Task goal - Quote the records that follow in full and exactly; leave out the pictures.

Recorded data:
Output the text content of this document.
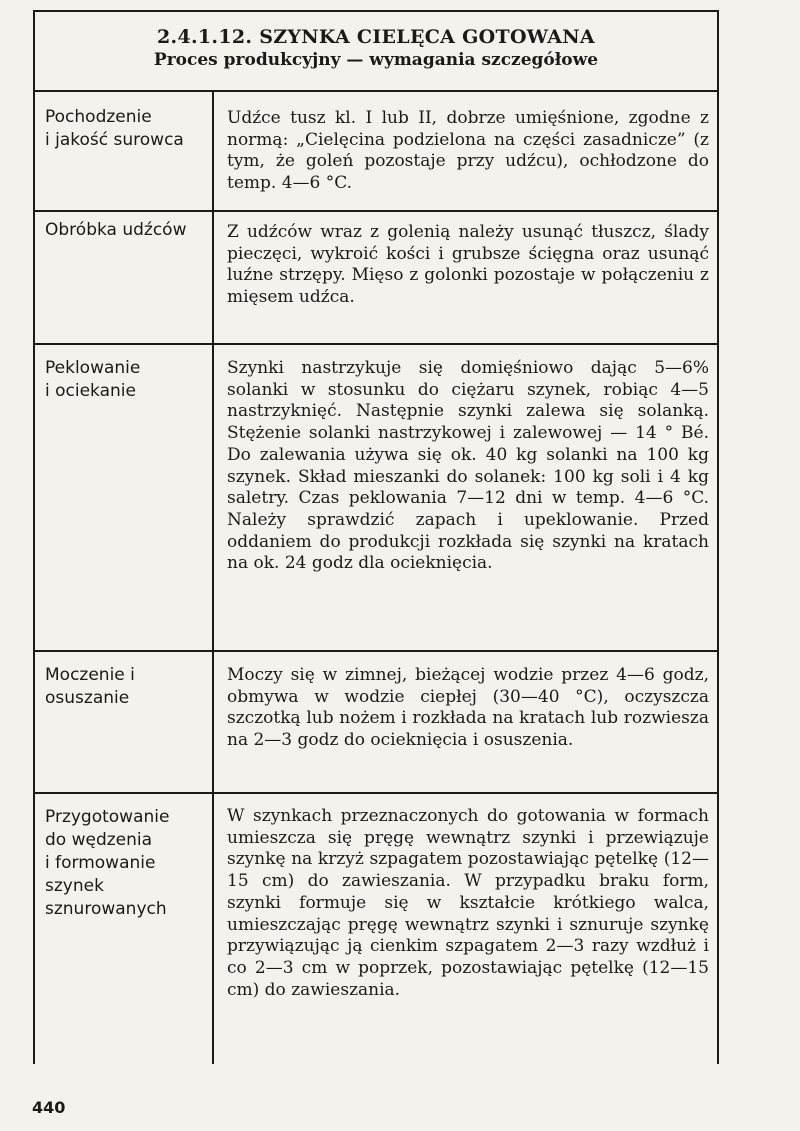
2.4.1.12. SZYNKA CIELĘCA GOTOWANA
Proces produkcyjny — wymagania szczegółowe
Pochodzenie
i jakość surowca
Udźce tusz kl. I lub II, dobrze umięśnione, zgodne z normą: „Cielęcina podzielona na części zasadnicze” (z tym, że goleń pozostaje przy udźcu), ochłodzone do temp. 4—6 °C.
Obróbka udźców	Z udźców wraz z golenią należy usunąć tłuszcz, ślady pieczęci, wykroić kości i grubsze ścięgna oraz usunąć luźne strzępy. Mięso z golonki pozostaje w połączeniu z mięsem udźca.
Peklowanie
i ociekanie
Szynki nastrzykuje się domięśniowo dając 5—6% solanki w stosunku do ciężaru szynek, robiąc 4—5 nastrzyknięć. Następnie szynki zalewa się solanką. Stężenie solanki nastrzykowej i zalewowej — 14 ° Bé. Do zalewania używa się ok. 40 kg solanki na 100 kg szynek. Skład mieszanki do solanek: 100 kg soli i 4 kg saletry. Czas peklowania 7—12 dni w temp. 4—6 °C. Należy sprawdzić zapach i upeklowanie. Przed oddaniem do produkcji rozkłada się szynki na kratach na ok. 24 godz dla ocieknięcia.
Moczenie i osuszanie
Moczy się w zimnej, bieżącej wodzie przez 4—6 godz, obmywa w wodzie ciepłej (30—40 °C), oczyszcza szczotką lub nożem i rozkłada na kratach lub rozwiesza na 2—3 godz do ocieknięcia i osuszenia.
Przygotowanie
do wędzenia
i formowanie
szynek sznurowanych
W szynkach przeznaczonych do gotowania w formach umieszcza się pręgę wewnątrz szynki i przewiązuje szynkę na krzyż szpagatem pozostawiając pętelkę (12—15 cm) do zawieszania. W przypadku braku form, szynki formuje się w kształcie krótkiego walca, umieszczając pręgę wewnątrz szynki i sznuruje szynkę przywiązując ją cienkim szpagatem 2—3 razy wzdłuż i co 2—3 cm w poprzek, pozostawiając pętelkę (12—15 cm) do zawieszania.
440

Answer -
Output the text content of this document.
2.4.1.12. SZYNKA CIELĘCA GOTOWANA
Proces produkcyjny — wymagania szczegółowe
Pochodzenie
i jakość surowca
Udźce tusz kl. I lub II, dobrze umięśnione, zgodne z normą: „Cielęcina podzielona na części zasadnicze” (z tym, że goleń pozostaje przy udźcu), ochłodzone do temp. 4—6 °C.
Obróbka udźców	Z udźców wraz z golenią należy usunąć tłuszcz, ślady pieczęci, wykroić kości i grubsze ścięgna oraz usunąć luźne strzępy. Mięso z golonki pozostaje w połączeniu z mięsem udźca.
Peklowanie
i ociekanie
Szynki nastrzykuje się domięśniowo dając 5—6% solanki w stosunku do ciężaru szynek, robiąc 4—5 nastrzyknięć. Następnie szynki zalewa się solanką. Stężenie solanki nastrzykowej i zalewowej — 14 ° Bé. Do zalewania używa się ok. 40 kg solanki na 100 kg szynek. Skład mieszanki do solanek: 100 kg soli i 4 kg saletry. Czas peklowania 7—12 dni w temp. 4—6 °C. Należy sprawdzić zapach i upeklowanie. Przed oddaniem do produkcji rozkłada się szynki na kratach na ok. 24 godz dla ocieknięcia.
Moczenie i osuszanie
Moczy się w zimnej, bieżącej wodzie przez 4—6 godz, obmywa w wodzie ciepłej (30—40 °C), oczyszcza szczotką lub nożem i rozkłada na kratach lub rozwiesza na 2—3 godz do ocieknięcia i osuszenia.
Przygotowanie
do wędzenia
i formowanie
szynek sznurowanych
W szynkach przeznaczonych do gotowania w formach umieszcza się pręgę wewnątrz szynki i przewiązuje szynkę na krzyż szpagatem pozostawiając pętelkę (12—15 cm) do zawieszania. W przypadku braku form, szynki formuje się w kształcie krótkiego walca, umieszczając pręgę wewnątrz szynki i sznuruje szynkę przywiązując ją cienkim szpagatem 2—3 razy wzdłuż i co 2—3 cm w poprzek, pozostawiając pętelkę (12—15 cm) do zawieszania.
440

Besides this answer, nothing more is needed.